━━━━━ Source text

Do not chunk unless you are hitting a real limit. Chunking helps if you are near the BSON ceiling or need to bound memory on the client. It does not help throughput. The data above says it costs you.

What changes on Atlas

I ran this against a local mongod. Most people run MongoDB on Atlas or another hosted cluster, and I have not benchmarked those — I am not going to invent numbers for them. But the mechanism says which way each difference pushes, and none of it rescues a large $in returning a large result set.

Every query pays a round trip. Locally that is microseconds. On Atlas it is single-digit milliseconds from the same region, and far more across regions. My 1.6ms query for 10 documents becomes almost entirely network. Small queries stop being about the database at all.

Big result sets cross a wire. Locally, 100,000 documents move through shared memory. On Atlas they are batched over the network. The index work stays the same, but transfer is added on top — so documents returned costs you more on Atlas, not less. The whole argument of this post gets stronger, not weaker.

Shared tiers throttle. On M0, M2, and M5 the CPU is burstable and shared. Benchmarks there swing wildly and tell you about your neighbours as much as your query. If you are measuring, use a dedicated tier.

Working set versus RAM is the real cliff. My 500,000 documents fit in memory, so every seek hit a warm cache. If your index and hot documents do not fit in your tier's RAM, reads hit disk and page faults dominate everything measured here. That is a genuine cliff — and notice it is still not about $in. It is about how many documents you touch.

━━━━━━━━━━
━━━━━ Entries supplied

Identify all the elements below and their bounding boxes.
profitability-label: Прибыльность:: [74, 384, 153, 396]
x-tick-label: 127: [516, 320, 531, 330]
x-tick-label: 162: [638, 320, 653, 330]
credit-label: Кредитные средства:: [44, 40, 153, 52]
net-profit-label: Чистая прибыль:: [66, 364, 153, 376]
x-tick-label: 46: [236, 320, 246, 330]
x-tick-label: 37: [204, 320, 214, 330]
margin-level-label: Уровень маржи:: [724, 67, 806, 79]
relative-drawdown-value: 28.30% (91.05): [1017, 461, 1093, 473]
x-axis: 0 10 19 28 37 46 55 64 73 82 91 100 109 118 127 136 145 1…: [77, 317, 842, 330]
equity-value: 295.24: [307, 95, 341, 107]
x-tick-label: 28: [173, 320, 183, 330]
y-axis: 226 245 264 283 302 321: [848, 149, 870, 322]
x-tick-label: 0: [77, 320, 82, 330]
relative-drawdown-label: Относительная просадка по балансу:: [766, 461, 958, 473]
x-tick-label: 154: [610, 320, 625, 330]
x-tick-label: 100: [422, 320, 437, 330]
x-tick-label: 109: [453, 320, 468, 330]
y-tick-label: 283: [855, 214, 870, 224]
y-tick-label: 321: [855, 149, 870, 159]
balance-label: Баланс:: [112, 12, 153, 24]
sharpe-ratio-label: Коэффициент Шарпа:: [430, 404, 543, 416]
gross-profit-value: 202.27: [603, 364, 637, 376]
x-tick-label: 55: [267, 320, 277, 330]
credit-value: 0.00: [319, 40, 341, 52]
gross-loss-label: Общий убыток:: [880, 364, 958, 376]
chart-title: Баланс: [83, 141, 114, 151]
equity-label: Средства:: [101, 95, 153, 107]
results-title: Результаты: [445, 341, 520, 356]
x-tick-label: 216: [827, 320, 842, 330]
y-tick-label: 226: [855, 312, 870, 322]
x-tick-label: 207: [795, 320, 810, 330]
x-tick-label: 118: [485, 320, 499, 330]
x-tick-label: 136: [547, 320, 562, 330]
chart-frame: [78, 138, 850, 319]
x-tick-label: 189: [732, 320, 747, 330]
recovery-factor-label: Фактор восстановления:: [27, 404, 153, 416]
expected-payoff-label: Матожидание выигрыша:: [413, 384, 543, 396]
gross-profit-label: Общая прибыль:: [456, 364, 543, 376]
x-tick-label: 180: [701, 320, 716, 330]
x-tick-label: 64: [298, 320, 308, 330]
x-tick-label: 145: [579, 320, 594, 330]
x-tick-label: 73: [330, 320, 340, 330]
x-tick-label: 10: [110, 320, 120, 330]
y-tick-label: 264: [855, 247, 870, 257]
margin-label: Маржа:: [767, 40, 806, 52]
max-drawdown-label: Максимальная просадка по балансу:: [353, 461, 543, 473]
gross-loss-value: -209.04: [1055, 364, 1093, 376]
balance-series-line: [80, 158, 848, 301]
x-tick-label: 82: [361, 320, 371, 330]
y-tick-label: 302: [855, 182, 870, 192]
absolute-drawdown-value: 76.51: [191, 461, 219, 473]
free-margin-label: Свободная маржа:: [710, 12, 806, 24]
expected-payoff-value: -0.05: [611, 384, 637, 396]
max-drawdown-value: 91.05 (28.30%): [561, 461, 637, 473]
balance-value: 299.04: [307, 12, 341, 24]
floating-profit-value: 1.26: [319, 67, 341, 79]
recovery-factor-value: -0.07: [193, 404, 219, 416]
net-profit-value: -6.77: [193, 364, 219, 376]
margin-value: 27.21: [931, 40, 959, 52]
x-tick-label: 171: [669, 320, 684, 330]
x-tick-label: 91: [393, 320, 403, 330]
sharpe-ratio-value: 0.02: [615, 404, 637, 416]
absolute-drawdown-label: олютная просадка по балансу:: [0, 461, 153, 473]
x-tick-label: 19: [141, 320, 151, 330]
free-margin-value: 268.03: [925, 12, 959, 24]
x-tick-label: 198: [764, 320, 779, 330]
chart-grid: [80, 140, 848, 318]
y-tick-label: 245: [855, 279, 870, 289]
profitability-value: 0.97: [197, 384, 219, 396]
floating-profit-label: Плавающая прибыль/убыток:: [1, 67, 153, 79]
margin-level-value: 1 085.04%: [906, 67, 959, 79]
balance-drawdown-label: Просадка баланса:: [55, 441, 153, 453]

━━━━━━━━━━

**Problems to work on:**
1. Please write out the MongoDB benchmark text word for word, starting at "Big result sets" and ending at "documents you touch.".
2. Pick up the MongoDB benchmark text after its final sentence and carry it on.
The entries were taken from a separate source.

**Task-by-task outputs:**
1.
Big result sets cross a wire. Locally, 100,000 documents move through shared memory. On Atlas they are batched over the network. The index work stays the same, but transfer is added on top — so documents returned costs you more on Atlas, not less. The whole argument of this post gets stronger, not weaker.

Shared tiers throttle. On M0, M2, and M5 the CPU is burstable and shared. Benchmarks there swing wildly and tell you about your neighbours as much as your query. If you are measuring, use a dedicated tier.

Working set versus RAM is the real cliff. My 500,000 documents fit in memory, so every seek hit a warm cache. If your index and hot documents do not fit in your tier's RAM, reads hit disk and page faults dominate everything measured here. That is a genuine cliff — and notice it is still not about $in. It is about how many documents you touch.

2.
What does not change: the plan is still FETCH ← IXSCAN, and keysExamined is still exactly the array length plus one. Chunking still adds round trips, and hurts more on Atlas, where each one is real latency instead of a memcpy.

Caveats worth stating

These timings come from a local mongod 8.2.6 with a warm cache, temp-directory storage, and no network. Your production numbers will be slower and shaped by disk and latency. Treat the milliseconds as a relative comparison, not a forecast.

Every number here is the fastest of three attempts, and even so the same query varies 10-30% between runs on one machine, and up to 2x between machines. The tables above are a single run on one laptop. You will get different milliseconds.

That is worth being blunt about, because I nearly published a wrong claim from it. On a faster machine the 10-value query came out marginally slower than the 10,000-value one, and I wrote that gap up as a finding. On a slower machine it flipped. The gap was noise, and the honest statement is that the two are the same within measurement error — which is the actual point anyway.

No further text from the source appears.